__To be done__
Quote the listing in full, exactly as given, minus any pictures.

__Extracted material__
___

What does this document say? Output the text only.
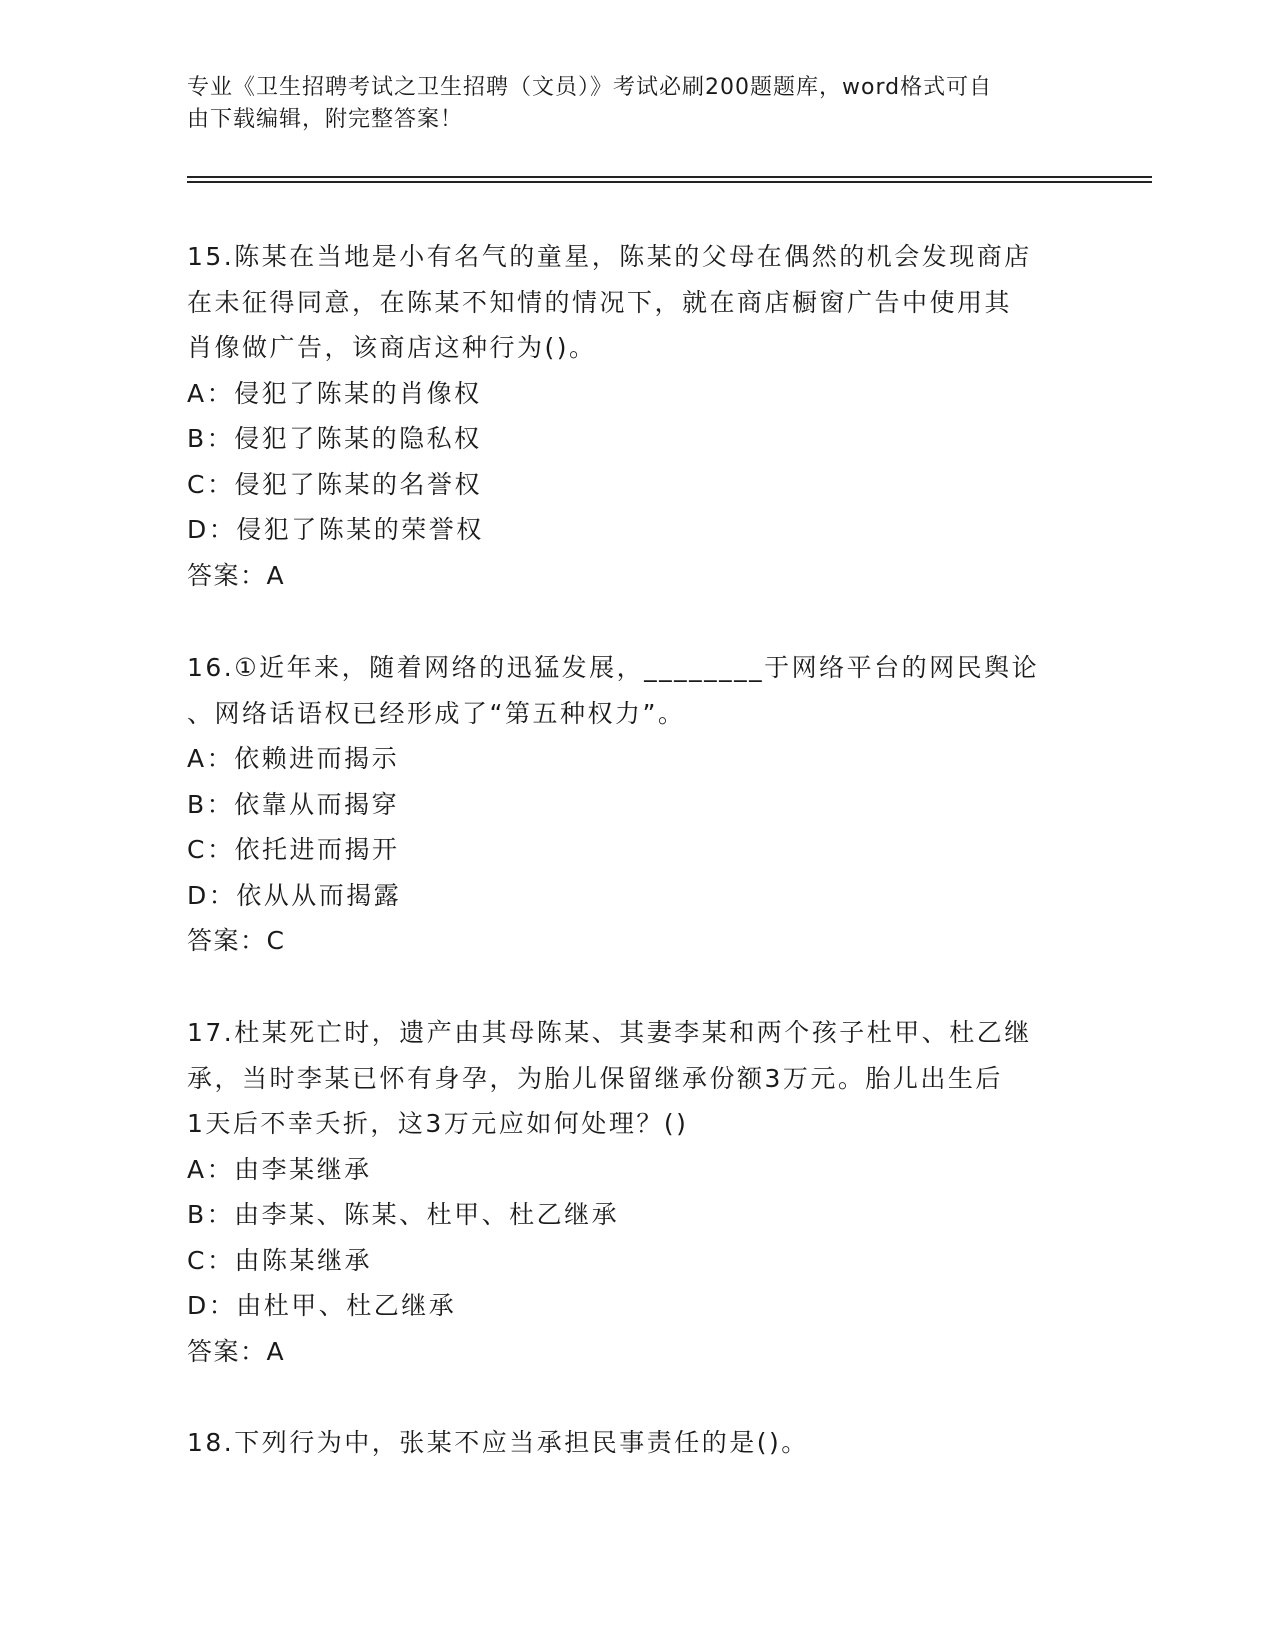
专业《卫生招聘考试之卫生招聘（文员）》考试必刷200题题库，word格式可自
由下载编辑，附完整答案！

15.陈某在当地是小有名气的童星，陈某的父母在偶然的机会发现商店

在未征得同意，在陈某不知情的情况下，就在商店橱窗广告中使用其

肖像做广告，该商店这种行为()。

A：侵犯了陈某的肖像权

B：侵犯了陈某的隐私权

C：侵犯了陈某的名誉权

D：侵犯了陈某的荣誉权

答案：A

16.①近年来，随着网络的迅猛发展，________于网络平台的网民舆论

、网络话语权已经形成了“第五种权力”。

A：依赖进而揭示

B：依靠从而揭穿

C：依托进而揭开

D：依从从而揭露

答案：C

17.杜某死亡时，遗产由其母陈某、其妻李某和两个孩子杜甲、杜乙继

承，当时李某已怀有身孕，为胎儿保留继承份额3万元。胎儿出生后

1天后不幸夭折，这3万元应如何处理？()

A：由李某继承

B：由李某、陈某、杜甲、杜乙继承

C：由陈某继承

D：由杜甲、杜乙继承

答案：A

18.下列行为中，张某不应当承担民事责任的是()。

___

__Solved exercise__
What does this document say? Output the text only.
专业《卫生招聘考试之卫生招聘（文员）》考试必刷200题题库，word格式可自
由下载编辑，附完整答案！

15.陈某在当地是小有名气的童星，陈某的父母在偶然的机会发现商店

在未征得同意，在陈某不知情的情况下，就在商店橱窗广告中使用其

肖像做广告，该商店这种行为()。

A：侵犯了陈某的肖像权

B：侵犯了陈某的隐私权

C：侵犯了陈某的名誉权

D：侵犯了陈某的荣誉权

答案：A

16.①近年来，随着网络的迅猛发展，________于网络平台的网民舆论

、网络话语权已经形成了“第五种权力”。

A：依赖进而揭示

B：依靠从而揭穿

C：依托进而揭开

D：依从从而揭露

答案：C

17.杜某死亡时，遗产由其母陈某、其妻李某和两个孩子杜甲、杜乙继

承，当时李某已怀有身孕，为胎儿保留继承份额3万元。胎儿出生后

1天后不幸夭折，这3万元应如何处理？()

A：由李某继承

B：由李某、陈某、杜甲、杜乙继承

C：由陈某继承

D：由杜甲、杜乙继承

答案：A

18.下列行为中，张某不应当承担民事责任的是()。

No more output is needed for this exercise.